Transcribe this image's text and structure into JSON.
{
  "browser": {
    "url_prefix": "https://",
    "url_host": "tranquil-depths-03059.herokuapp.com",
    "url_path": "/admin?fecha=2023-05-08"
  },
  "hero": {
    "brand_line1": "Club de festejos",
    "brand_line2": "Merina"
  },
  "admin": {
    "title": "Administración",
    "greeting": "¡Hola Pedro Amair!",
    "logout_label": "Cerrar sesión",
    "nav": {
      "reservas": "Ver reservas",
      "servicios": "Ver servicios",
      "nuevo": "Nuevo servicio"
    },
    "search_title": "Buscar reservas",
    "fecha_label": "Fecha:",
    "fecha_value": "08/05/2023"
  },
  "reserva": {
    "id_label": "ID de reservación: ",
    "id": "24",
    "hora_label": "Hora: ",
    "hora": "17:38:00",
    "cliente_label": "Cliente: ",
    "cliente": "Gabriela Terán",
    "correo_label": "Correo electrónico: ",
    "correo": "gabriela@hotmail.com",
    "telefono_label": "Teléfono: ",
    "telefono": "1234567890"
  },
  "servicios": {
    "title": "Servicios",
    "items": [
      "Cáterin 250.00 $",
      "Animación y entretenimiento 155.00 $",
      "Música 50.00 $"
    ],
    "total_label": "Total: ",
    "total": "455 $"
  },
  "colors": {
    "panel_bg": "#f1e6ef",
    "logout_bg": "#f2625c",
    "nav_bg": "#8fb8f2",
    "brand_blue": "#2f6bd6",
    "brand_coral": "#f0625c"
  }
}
· · · · · · ·
> _DIRECTIONS_: Return every line above in which the string "reservas" occurs.

> _OUTPUT_:
      "reservas": "Ver reservas",
    "search_title": "Buscar reservas",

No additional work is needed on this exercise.